** Begin **

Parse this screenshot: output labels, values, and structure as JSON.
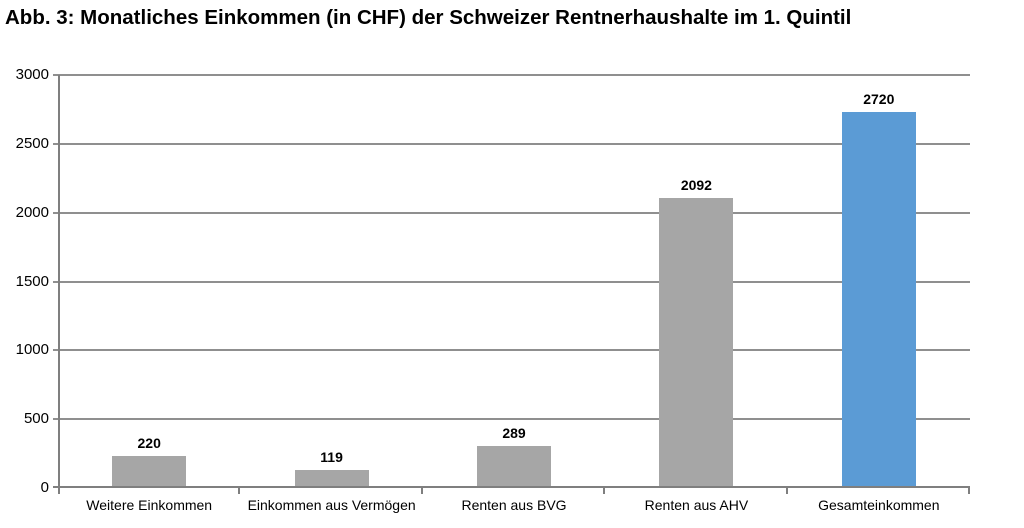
{
  "chart_data": {
    "type": "bar",
    "title": "Abb. 3: Monatliches Einkommen (in CHF) der Schweizer Rentnerhaushalte im 1. Quintil",
    "categories": [
      "Weitere Einkommen",
      "Einkommen aus Vermögen",
      "Renten aus BVG",
      "Renten aus AHV",
      "Gesamteinkommen"
    ],
    "values": [
      220,
      119,
      289,
      2092,
      2720
    ],
    "bar_colors": [
      "#a6a6a6",
      "#a6a6a6",
      "#a6a6a6",
      "#a6a6a6",
      "#5b9bd5"
    ],
    "yticks": [
      0,
      500,
      1000,
      1500,
      2000,
      2500,
      3000
    ],
    "ylim": [
      0,
      3000
    ],
    "xlabel": "",
    "ylabel": "",
    "grid": "horizontal",
    "legend": "none",
    "colors": {
      "bar_gray": "#a6a6a6",
      "bar_blue": "#5b9bd5",
      "gridline": "#8f8f8f",
      "axis": "#7f7f7f",
      "text": "#000000",
      "background": "#ffffff"
    }
  }
}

** End **

The data above should be repeated exactly, minus any pictures.

• _Output of the exercise_:
Parse this screenshot: output labels, values, and structure as JSON.
{
  "chart_data": {
    "type": "bar",
    "title": "Abb. 3: Monatliches Einkommen (in CHF) der Schweizer Rentnerhaushalte im 1. Quintil",
    "categories": [
      "Weitere Einkommen",
      "Einkommen aus Vermögen",
      "Renten aus BVG",
      "Renten aus AHV",
      "Gesamteinkommen"
    ],
    "values": [
      220,
      119,
      289,
      2092,
      2720
    ],
    "bar_colors": [
      "#a6a6a6",
      "#a6a6a6",
      "#a6a6a6",
      "#a6a6a6",
      "#5b9bd5"
    ],
    "yticks": [
      0,
      500,
      1000,
      1500,
      2000,
      2500,
      3000
    ],
    "ylim": [
      0,
      3000
    ],
    "xlabel": "",
    "ylabel": "",
    "grid": "horizontal",
    "legend": "none",
    "colors": {
      "bar_gray": "#a6a6a6",
      "bar_blue": "#5b9bd5",
      "gridline": "#8f8f8f",
      "axis": "#7f7f7f",
      "text": "#000000",
      "background": "#ffffff"
    }
  }
}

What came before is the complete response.